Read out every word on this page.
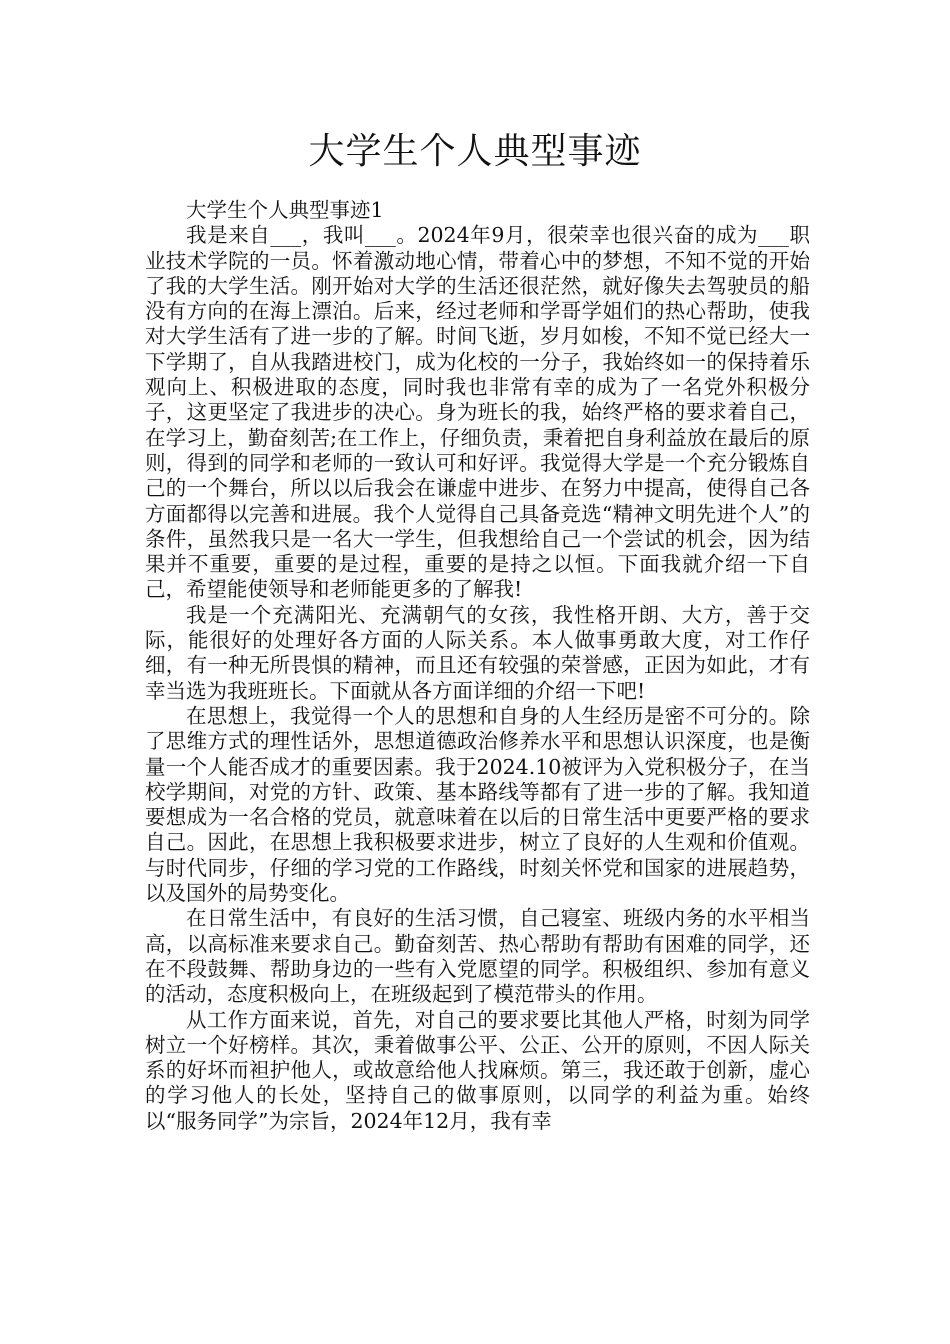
大学生个人典型事迹

大学生个人典型事迹1

我是来自___，我叫___。2024年9月，很荣幸也很兴奋的成为___职业技术学院的一员。怀着激动地心情，带着心中的梦想，不知不觉的开始了我的大学生活。刚开始对大学的生活还很茫然，就好像失去驾驶员的船没有方向的在海上漂泊。后来，经过老师和学哥学姐们的热心帮助，使我对大学生活有了进一步的了解。时间飞逝，岁月如梭，不知不觉已经大一下学期了，自从我踏进校门，成为化校的一分子，我始终如一的保持着乐观向上、积极进取的态度，同时我也非常有幸的成为了一名党外积极分子，这更坚定了我进步的决心。身为班长的我，始终严格的要求着自己，在学习上，勤奋刻苦;在工作上，仔细负责，秉着把自身利益放在最后的原则，得到的同学和老师的一致认可和好评。我觉得大学是一个充分锻炼自己的一个舞台，所以以后我会在谦虚中进步、在努力中提高，使得自己各方面都得以完善和进展。我个人觉得自己具备竞选“精神文明先进个人”的条件，虽然我只是一名大一学生，但我想给自己一个尝试的机会，因为结果并不重要，重要的是过程，重要的是持之以恒。下面我就介绍一下自己，希望能使领导和老师能更多的了解我!

我是一个充满阳光、充满朝气的女孩，我性格开朗、大方，善于交际，能很好的处理好各方面的人际关系。本人做事勇敢大度，对工作仔细，有一种无所畏惧的精神，而且还有较强的荣誉感，正因为如此，才有幸当选为我班班长。下面就从各方面详细的介绍一下吧!

在思想上，我觉得一个人的思想和自身的人生经历是密不可分的。除了思维方式的理性话外，思想道德政治修养水平和思想认识深度，也是衡量一个人能否成才的重要因素。我于2024.10被评为入党积极分子，在当校学期间，对党的方针、政策、基本路线等都有了进一步的了解。我知道要想成为一名合格的党员，就意味着在以后的日常生活中更要严格的要求自己。因此，在思想上我积极要求进步，树立了良好的人生观和价值观。与时代同步，仔细的学习党的工作路线，时刻关怀党和国家的进展趋势，以及国外的局势变化。

在日常生活中，有良好的生活习惯，自己寝室、班级内务的水平相当高，以高标准来要求自己。勤奋刻苦、热心帮助有帮助有困难的同学，还在不段鼓舞、帮助身边的一些有入党愿望的同学。积极组织、参加有意义的活动，态度积极向上，在班级起到了模范带头的作用。

从工作方面来说，首先，对自己的要求要比其他人严格，时刻为同学树立一个好榜样。其次，秉着做事公平、公正、公开的原则，不因人际关系的好坏而袒护他人，或故意给他人找麻烦。第三，我还敢于创新，虚心的学习他人的长处，坚持自己的做事原则，以同学的利益为重。始终以“服务同学”为宗旨，2024年12月，我有幸
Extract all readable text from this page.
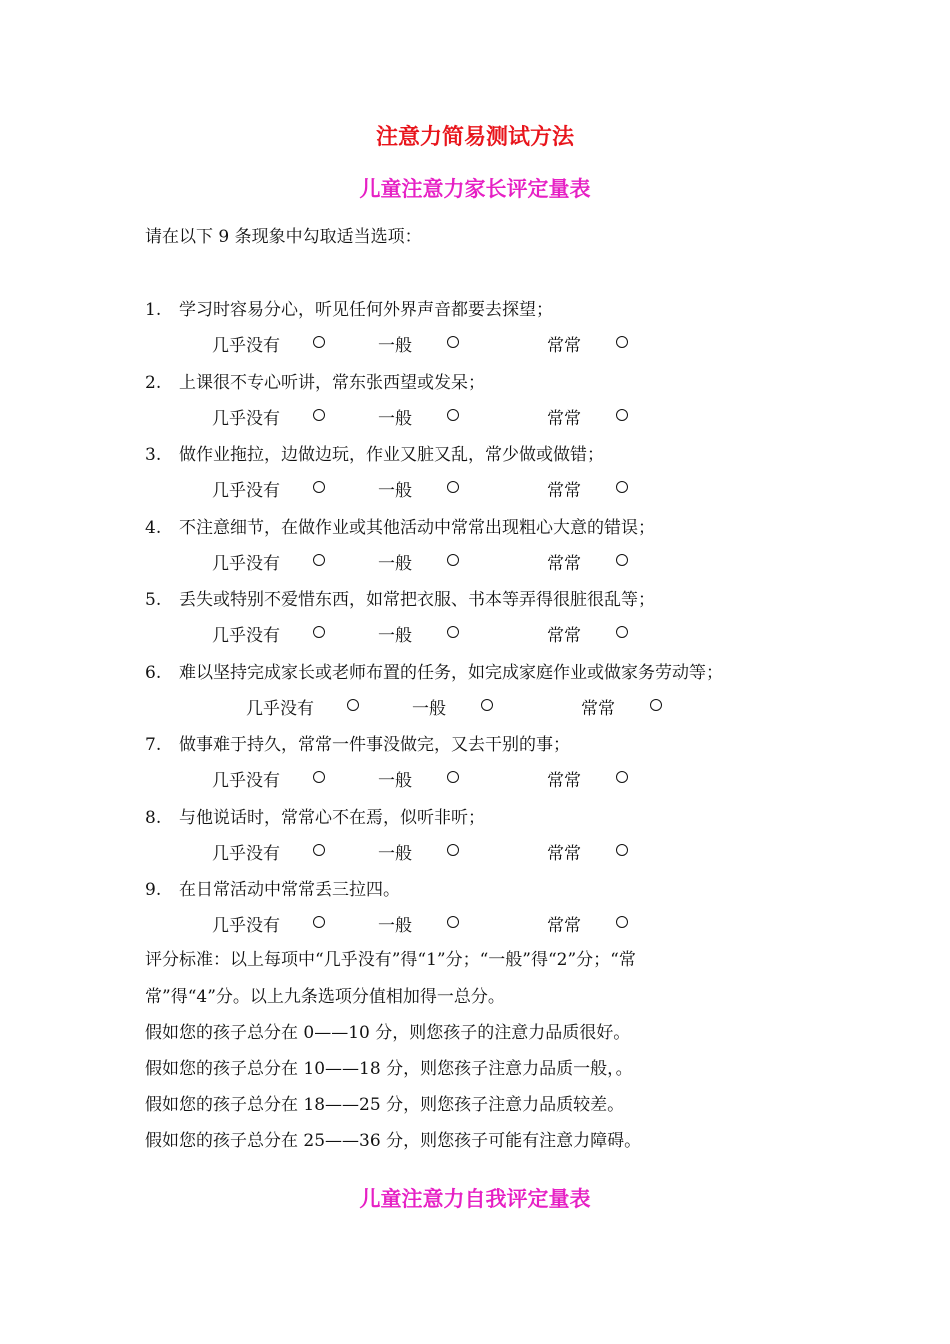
注意力简易测试方法
儿童注意力家长评定量表
请在以下 9 条现象中勾取适当选项：
1. 学习时容易分心，听见任何外界声音都要去探望；
几乎没有	一般	常常
2. 上课很不专心听讲，常东张西望或发呆；
几乎没有	一般	常常
3. 做作业拖拉，边做边玩，作业又脏又乱，常少做或做错；
几乎没有	一般	常常
4. 不注意细节，在做作业或其他活动中常常出现粗心大意的错误；
几乎没有	一般	常常
5. 丢失或特别不爱惜东西，如常把衣服、书本等弄得很脏很乱等；
几乎没有	一般	常常
6. 难以坚持完成家长或老师布置的任务，如完成家庭作业或做家务劳动等；
几乎没有	一般	常常
7. 做事难于持久，常常一件事没做完，又去干别的事；
几乎没有	一般	常常
8. 与他说话时，常常心不在焉，似听非听；
几乎没有	一般	常常
9. 在日常活动中常常丢三拉四。
几乎没有	一般	常常
评分标准：以上每项中“几乎没有”得“1”分；“一般”得“2”分；“常
常”得“4”分。以上九条选项分值相加得一总分。
假如您的孩子总分在 0——10 分，则您孩子的注意力品质很好。
假如您的孩子总分在 10——18 分，则您孩子注意力品质一般，。
假如您的孩子总分在 18——25 分，则您孩子注意力品质较差。
假如您的孩子总分在 25——36 分，则您孩子可能有注意力障碍。
儿童注意力自我评定量表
○ ○ ○
> Problem statement
Reproduce the entries above without change, omitting all pictures.

> Answer to the exercise
Read out every word on this page.
大学生个人典型事迹

大学生个人典型事迹1

我是来自___，我叫___。2024年9月，很荣幸也很兴奋的成为___职业技术学院的一员。怀着激动地心情，带着心中的梦想，不知不觉的开始了我的大学生活。刚开始对大学的生活还很茫然，就好像失去驾驶员的船没有方向的在海上漂泊。后来，经过老师和学哥学姐们的热心帮助，使我对大学生活有了进一步的了解。时间飞逝，岁月如梭，不知不觉已经大一下学期了，自从我踏进校门，成为化校的一分子，我始终如一的保持着乐观向上、积极进取的态度，同时我也非常有幸的成为了一名党外积极分子，这更坚定了我进步的决心。身为班长的我，始终严格的要求着自己，在学习上，勤奋刻苦;在工作上，仔细负责，秉着把自身利益放在最后的原则，得到的同学和老师的一致认可和好评。我觉得大学是一个充分锻炼自己的一个舞台，所以以后我会在谦虚中进步、在努力中提高，使得自己各方面都得以完善和进展。我个人觉得自己具备竞选“精神文明先进个人”的条件，虽然我只是一名大一学生，但我想给自己一个尝试的机会，因为结果并不重要，重要的是过程，重要的是持之以恒。下面我就介绍一下自己，希望能使领导和老师能更多的了解我!

我是一个充满阳光、充满朝气的女孩，我性格开朗、大方，善于交际，能很好的处理好各方面的人际关系。本人做事勇敢大度，对工作仔细，有一种无所畏惧的精神，而且还有较强的荣誉感，正因为如此，才有幸当选为我班班长。下面就从各方面详细的介绍一下吧!

在思想上，我觉得一个人的思想和自身的人生经历是密不可分的。除了思维方式的理性话外，思想道德政治修养水平和思想认识深度，也是衡量一个人能否成才的重要因素。我于2024.10被评为入党积极分子，在当校学期间，对党的方针、政策、基本路线等都有了进一步的了解。我知道要想成为一名合格的党员，就意味着在以后的日常生活中更要严格的要求自己。因此，在思想上我积极要求进步，树立了良好的人生观和价值观。与时代同步，仔细的学习党的工作路线，时刻关怀党和国家的进展趋势，以及国外的局势变化。

在日常生活中，有良好的生活习惯，自己寝室、班级内务的水平相当高，以高标准来要求自己。勤奋刻苦、热心帮助有帮助有困难的同学，还在不段鼓舞、帮助身边的一些有入党愿望的同学。积极组织、参加有意义的活动，态度积极向上，在班级起到了模范带头的作用。

从工作方面来说，首先，对自己的要求要比其他人严格，时刻为同学树立一个好榜样。其次，秉着做事公平、公正、公开的原则，不因人际关系的好坏而袒护他人，或故意给他人找麻烦。第三，我还敢于创新，虚心的学习他人的长处，坚持自己的做事原则，以同学的利益为重。始终以“服务同学”为宗旨，2024年12月，我有幸
Extract all readable text from this page.
注意力简易测试方法
儿童注意力家长评定量表
请在以下 9 条现象中勾取适当选项：
1. 学习时容易分心，听见任何外界声音都要去探望；
几乎没有	一般	常常
2. 上课很不专心听讲，常东张西望或发呆；
几乎没有	一般	常常
3. 做作业拖拉，边做边玩，作业又脏又乱，常少做或做错；
几乎没有	一般	常常
4. 不注意细节，在做作业或其他活动中常常出现粗心大意的错误；
几乎没有	一般	常常
5. 丢失或特别不爱惜东西，如常把衣服、书本等弄得很脏很乱等；
几乎没有	一般	常常
6. 难以坚持完成家长或老师布置的任务，如完成家庭作业或做家务劳动等；
几乎没有	一般	常常
7. 做事难于持久，常常一件事没做完，又去干别的事；
几乎没有	一般	常常
8. 与他说话时，常常心不在焉，似听非听；
几乎没有	一般	常常
9. 在日常活动中常常丢三拉四。
几乎没有	一般	常常
评分标准：以上每项中“几乎没有”得“1”分；“一般”得“2”分；“常
常”得“4”分。以上九条选项分值相加得一总分。
假如您的孩子总分在 0——10 分，则您孩子的注意力品质很好。
假如您的孩子总分在 10——18 分，则您孩子注意力品质一般，。
假如您的孩子总分在 18——25 分，则您孩子注意力品质较差。
假如您的孩子总分在 25——36 分，则您孩子可能有注意力障碍。
儿童注意力自我评定量表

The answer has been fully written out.